◆ PAGE TEXT ◆
.....
The upscale Monza trim was said to be part of the impetus for Ford to develop the Mustang. It made up the bulk of Corvair sales in the early 1960s and takes its name from Monza Eni Circuit, the third-oldest racing track in the world. The name was also used, on its own, for Chevrolet’s second-generation H-body compact, replacing the Vega.
With so much success at Le Mans, it’s no surprise Ferrari named a car after the famous 24-hour race. The 250 LM also happens to be among the most desirable Ferraris of all time, as one of Ferrari’s first forays into mid-engine design, and influencing a tradition of high-performance road cars that continues today. It was the last Ferrari to win Le Mans outright, taking the checkered flag in 1965.
When the Shelby team competed at Le Mans in its Cobra roadsters, it became apparent that an enclosed cockpit and better aerodynamics were necessary to challenge Ferrari. Former General Motors designer Pete Brock designed the Daytona Coupe on the shop floor around the wrecked chassis of a Cobra. Although the car was designed with Le Mans in mind, it debuted at Daytona and was forever known as the Shelby Daytona Coupe.
.....
◆ TASK INPUTS ◆
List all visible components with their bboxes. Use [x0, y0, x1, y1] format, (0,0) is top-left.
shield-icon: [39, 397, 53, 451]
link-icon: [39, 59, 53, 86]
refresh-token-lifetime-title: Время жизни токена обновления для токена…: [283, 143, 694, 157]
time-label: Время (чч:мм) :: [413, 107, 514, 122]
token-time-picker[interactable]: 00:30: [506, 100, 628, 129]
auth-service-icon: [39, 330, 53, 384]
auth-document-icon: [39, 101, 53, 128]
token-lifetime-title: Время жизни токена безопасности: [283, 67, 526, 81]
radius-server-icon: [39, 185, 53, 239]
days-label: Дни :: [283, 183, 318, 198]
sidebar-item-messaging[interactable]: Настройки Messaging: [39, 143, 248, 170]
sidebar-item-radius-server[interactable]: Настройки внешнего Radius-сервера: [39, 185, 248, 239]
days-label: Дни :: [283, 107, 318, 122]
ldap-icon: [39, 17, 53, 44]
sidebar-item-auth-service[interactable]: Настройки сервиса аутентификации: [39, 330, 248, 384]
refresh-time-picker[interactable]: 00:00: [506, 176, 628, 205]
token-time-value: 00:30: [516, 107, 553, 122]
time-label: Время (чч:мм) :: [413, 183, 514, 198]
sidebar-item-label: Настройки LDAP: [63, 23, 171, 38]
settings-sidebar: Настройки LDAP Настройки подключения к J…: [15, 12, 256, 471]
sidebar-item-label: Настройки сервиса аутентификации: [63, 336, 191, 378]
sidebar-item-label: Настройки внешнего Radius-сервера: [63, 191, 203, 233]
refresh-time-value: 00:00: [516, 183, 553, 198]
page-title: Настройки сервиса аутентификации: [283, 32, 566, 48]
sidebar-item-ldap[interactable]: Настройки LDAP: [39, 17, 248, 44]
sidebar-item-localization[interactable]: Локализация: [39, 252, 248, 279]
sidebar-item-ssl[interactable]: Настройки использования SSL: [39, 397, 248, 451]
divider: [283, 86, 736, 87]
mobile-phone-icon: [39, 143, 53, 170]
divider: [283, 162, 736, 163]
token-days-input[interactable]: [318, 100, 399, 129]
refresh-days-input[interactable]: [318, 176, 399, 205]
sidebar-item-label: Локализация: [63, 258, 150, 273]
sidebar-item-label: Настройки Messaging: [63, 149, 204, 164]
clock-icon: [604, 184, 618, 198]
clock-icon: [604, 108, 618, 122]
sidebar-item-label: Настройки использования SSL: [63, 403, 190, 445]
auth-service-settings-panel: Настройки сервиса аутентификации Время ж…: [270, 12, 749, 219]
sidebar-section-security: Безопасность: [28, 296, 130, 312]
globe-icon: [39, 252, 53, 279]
.....
◆ PROBLEMS AND TASKS ◆
1. Render the entries from their first line up to and including the line containing "token-days-input[interactable]: [318, 100, 399, 129]" as a Markdown table with the columns Row and Entry line, omitting blank lines.
2. Write what comes next in the passage on cars named after racing venues, picking up after its final sentence.

◆ OUTPUTS IN ORDER ◆
1.
| Row | Entry line |
|---|---|
| 1 | List all visible components with their bboxes. Use [x0, y0, x1, y1] format, (0,0) is top-left. |
| 2 | shield-icon: [39, 397, 53, 451] |
| 3 | link-icon: [39, 59, 53, 86] |
| 4 | refresh-token-lifetime-title: Время жизни токена обновления для токена…: [283, 143, 694, 157] |
| 5 | time-label: Время (чч:мм) :: [413, 107, 514, 122] |
| 6 | token-time-picker[interactable]: 00:30: [506, 100, 628, 129] |
| 7 | auth-service-icon: [39, 330, 53, 384] |
| 8 | auth-document-icon: [39, 101, 53, 128] |
| 9 | token-lifetime-title: Время жизни токена безопасности: [283, 67, 526, 81] |
| 10 | radius-server-icon: [39, 185, 53, 239] |
| 11 | days-label: Дни :: [283, 183, 318, 198] |
| 12 | sidebar-item-messaging[interactable]: Настройки Messaging: [39, 143, 248, 170] |
| 13 | sidebar-item-radius-server[interactable]: Настройки внешнего Radius-сервера: [39, 185, 248, 239] |
| 14 | days-label: Дни :: [283, 107, 318, 122] |
| 15 | ldap-icon: [39, 17, 53, 44] |
| 16 | sidebar-item-auth-service[interactable]: Настройки сервиса аутентификации: [39, 330, 248, 384] |
| 17 | refresh-time-picker[interactable]: 00:00: [506, 176, 628, 205] |
| 18 | token-time-value: 00:30: [516, 107, 553, 122] |
| 19 | time-label: Время (чч:мм) :: [413, 183, 514, 198] |
| 20 | sidebar-item-label: Настройки LDAP: [63, 23, 171, 38] |
| 21 | settings-sidebar: Настройки LDAP Настройки подключения к J…: [15, 12, 256, 471] |
| 22 | sidebar-item-label: Настройки сервиса аутентификации: [63, 336, 191, 378] |
| 23 | sidebar-item-label: Настройки внешнего Radius-сервера: [63, 191, 203, 233] |
| 24 | refresh-time-value: 00:00: [516, 183, 553, 198] |
| 25 | page-title: Настройки сервиса аутентификации: [283, 32, 566, 48] |
| 26 | sidebar-item-ldap[interactable]: Настройки LDAP: [39, 17, 248, 44] |
| 27 | sidebar-item-localization[interactable]: Локализация: [39, 252, 248, 279] |
| 28 | sidebar-item-ssl[interactable]: Настройки использования SSL: [39, 397, 248, 451] |
| 29 | divider: [283, 86, 736, 87] |
| 30 | mobile-phone-icon: [39, 143, 53, 170] |
| 31 | divider: [283, 162, 736, 163] |
| 32 | token-days-input[interactable]: [318, 100, 399, 129] |

2.
Talladega is NASCAR’s largest tri-oval superspeedway, and its high banking and higher speeds led Ford to name its special NASCAR homologation after the 2.66-mile track. Ford’s attempt at a more aerodynamic coupe to help tame the air at nearly 200 mph gave the already handsome Torino a longer nose and smaller grille. It added a bit more front overhang, but the results are pleasing to the eye, and the atmosphere. It helped Dave Pearson win the NASCAR championship in 1969.
The 1969 Dodge Charger 500 was Mopar’s first attempt to get B-body Chargers to be more aerodynamic and dominate on NASCAR’s speedways. We’re not sure whether the name referred to the Daytona 500 or the minimum number of homologation cars NASCAR would require, but we do know that Dodge never managed to produce all 500 it had promised. With a flush grille and rear window, two of the Charger’s best styling cues were gone, yet the resulting model still looked sleek and muscular. However, it wasn’t enough to challenge Ford’s Torino Talladega and similar Mercury Cyclone Spoiler on NASCAR’s fastest tracks.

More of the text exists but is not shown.